_PROVIDED RECORDS_:
╔══
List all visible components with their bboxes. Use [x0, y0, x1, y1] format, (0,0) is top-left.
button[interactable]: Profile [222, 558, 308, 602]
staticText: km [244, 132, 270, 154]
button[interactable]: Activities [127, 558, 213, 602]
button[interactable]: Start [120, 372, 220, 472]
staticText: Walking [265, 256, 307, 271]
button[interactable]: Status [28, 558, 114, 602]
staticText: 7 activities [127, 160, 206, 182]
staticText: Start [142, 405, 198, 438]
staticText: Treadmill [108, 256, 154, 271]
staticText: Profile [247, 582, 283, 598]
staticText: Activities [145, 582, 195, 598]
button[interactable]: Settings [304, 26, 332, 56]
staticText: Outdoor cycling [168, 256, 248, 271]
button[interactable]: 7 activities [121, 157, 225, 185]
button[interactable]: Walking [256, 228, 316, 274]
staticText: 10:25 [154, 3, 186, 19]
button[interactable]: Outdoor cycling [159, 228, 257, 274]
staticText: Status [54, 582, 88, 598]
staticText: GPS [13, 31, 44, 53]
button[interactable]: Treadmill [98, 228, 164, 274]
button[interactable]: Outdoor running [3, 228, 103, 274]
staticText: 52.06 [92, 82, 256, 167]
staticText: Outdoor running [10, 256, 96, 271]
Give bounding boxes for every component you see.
╚══
╔══
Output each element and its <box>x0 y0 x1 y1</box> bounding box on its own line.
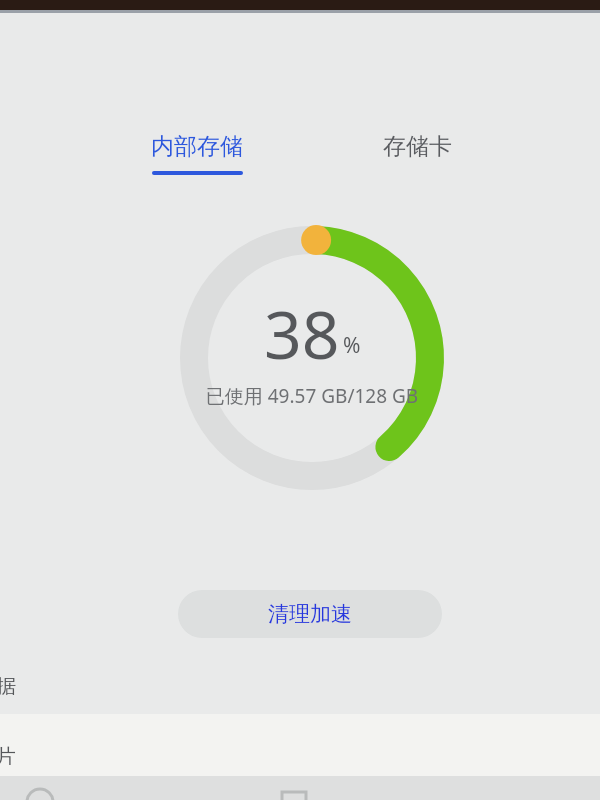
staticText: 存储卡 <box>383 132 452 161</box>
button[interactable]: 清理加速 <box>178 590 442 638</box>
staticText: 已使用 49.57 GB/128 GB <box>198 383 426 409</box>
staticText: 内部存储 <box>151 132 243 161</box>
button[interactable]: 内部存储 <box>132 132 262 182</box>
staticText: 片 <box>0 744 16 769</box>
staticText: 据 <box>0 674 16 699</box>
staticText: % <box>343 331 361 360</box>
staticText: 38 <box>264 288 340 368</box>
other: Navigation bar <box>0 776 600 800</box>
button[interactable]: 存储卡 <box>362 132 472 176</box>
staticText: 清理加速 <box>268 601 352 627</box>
╚══
╔══
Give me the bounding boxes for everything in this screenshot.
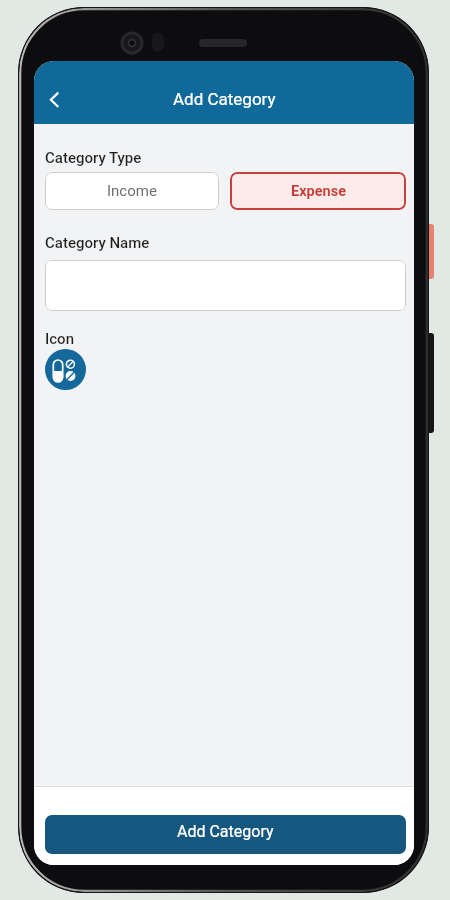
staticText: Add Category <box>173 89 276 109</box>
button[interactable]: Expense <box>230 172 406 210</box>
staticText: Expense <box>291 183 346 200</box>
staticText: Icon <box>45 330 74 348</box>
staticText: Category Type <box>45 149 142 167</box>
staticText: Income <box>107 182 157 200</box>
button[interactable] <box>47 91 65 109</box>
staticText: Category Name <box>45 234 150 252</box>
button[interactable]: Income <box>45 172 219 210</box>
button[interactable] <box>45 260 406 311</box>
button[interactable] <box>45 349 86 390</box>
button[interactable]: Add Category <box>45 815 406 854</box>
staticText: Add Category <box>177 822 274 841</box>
╚══
_WHAT IS EXPECTED_:
Reproduce the records from the line with "List all visible" to the line with "button[interactable]: Settings [304, 26, 332, 56]", unchanged and in their original order.

_SOLVED PROBLEM_:
List all visible components with their bboxes. Use [x0, y0, x1, y1] format, (0,0) is top-left.
button[interactable]: Profile [222, 558, 308, 602]
staticText: km [244, 132, 270, 154]
button[interactable]: Activities [127, 558, 213, 602]
button[interactable]: Start [120, 372, 220, 472]
staticText: Walking [265, 256, 307, 271]
button[interactable]: Status [28, 558, 114, 602]
staticText: 7 activities [127, 160, 206, 182]
staticText: Start [142, 405, 198, 438]
staticText: Treadmill [108, 256, 154, 271]
staticText: Profile [247, 582, 283, 598]
staticText: Activities [145, 582, 195, 598]
button[interactable]: Settings [304, 26, 332, 56]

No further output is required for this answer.